● DESCRIPTION OF THE TASK
Copy every line of the data exactly, keeping out any picture.

● TASK DATA
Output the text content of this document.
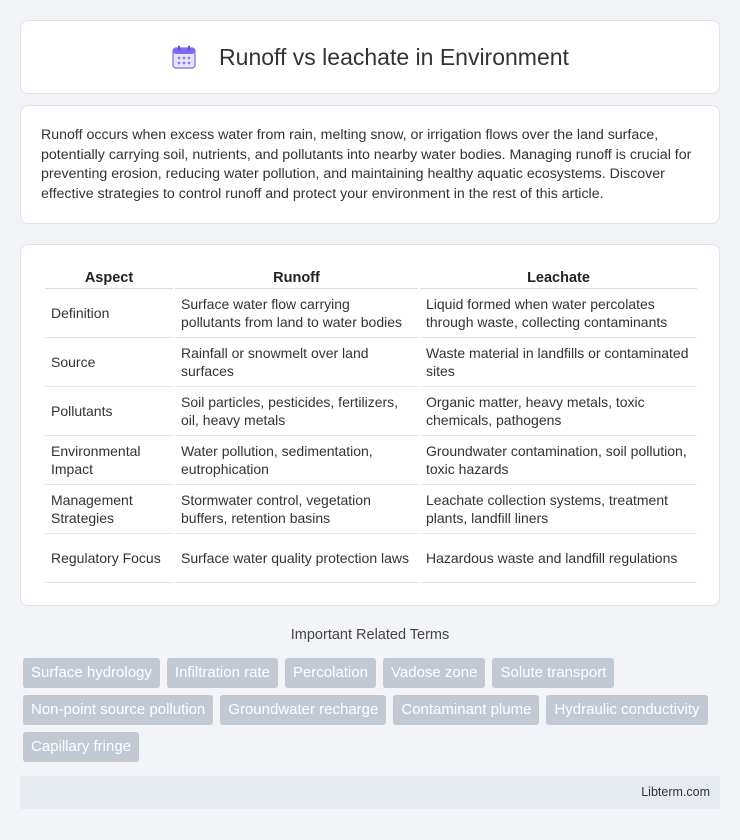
Runoff vs leachate in Environment

Runoff occurs when excess water from rain, melting snow, or irrigation flows over the land surface, potentially carrying soil, nutrients, and pollutants into nearby water bodies. Managing runoff is crucial for preventing erosion, reducing water pollution, and maintaining healthy aquatic ecosystems. Discover effective strategies to control runoff and protect your environment in the rest of this article.

Aspect	Runoff	Leachate
Definition	Surface water flow carrying pollutants from land to water bodies	Liquid formed when water percolates through waste, collecting contaminants
Source	Rainfall or snowmelt over land surfaces	Waste material in landfills or contaminated sites
Pollutants	Soil particles, pesticides, fertilizers, oil, heavy metals	Organic matter, heavy metals, toxic chemicals, pathogens
Environmental Impact	Water pollution, sedimentation, eutrophication	Groundwater contamination, soil pollution, toxic hazards
Management Strategies	Stormwater control, vegetation buffers, retention basins	Leachate collection systems, treatment plants, landfill liners
Regulatory Focus	Surface water quality protection laws	Hazardous waste and landfill regulations
Important Related Terms
Surface hydrology	Infiltration rate	Percolation	Vadose zone	Solute transport
Non-point source pollution	Groundwater recharge	Contaminant plume	Hydraulic conductivity
Capillary fringe
Libterm.com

● RESPONSE AREA
Output the text content of this document.
Runoff vs leachate in Environment

Runoff occurs when excess water from rain, melting snow, or irrigation flows over the land surface, potentially carrying soil, nutrients, and pollutants into nearby water bodies. Managing runoff is crucial for preventing erosion, reducing water pollution, and maintaining healthy aquatic ecosystems. Discover effective strategies to control runoff and protect your environment in the rest of this article.

Aspect	Runoff	Leachate
Definition	Surface water flow carrying pollutants from land to water bodies	Liquid formed when water percolates through waste, collecting contaminants
Source	Rainfall or snowmelt over land surfaces	Waste material in landfills or contaminated sites
Pollutants	Soil particles, pesticides, fertilizers, oil, heavy metals	Organic matter, heavy metals, toxic chemicals, pathogens
Environmental Impact	Water pollution, sedimentation, eutrophication	Groundwater contamination, soil pollution, toxic hazards
Management Strategies	Stormwater control, vegetation buffers, retention basins	Leachate collection systems, treatment plants, landfill liners
Regulatory Focus	Surface water quality protection laws	Hazardous waste and landfill regulations
Important Related Terms
Surface hydrology	Infiltration rate	Percolation	Vadose zone	Solute transport
Non-point source pollution	Groundwater recharge	Contaminant plume	Hydraulic conductivity
Capillary fringe
Libterm.com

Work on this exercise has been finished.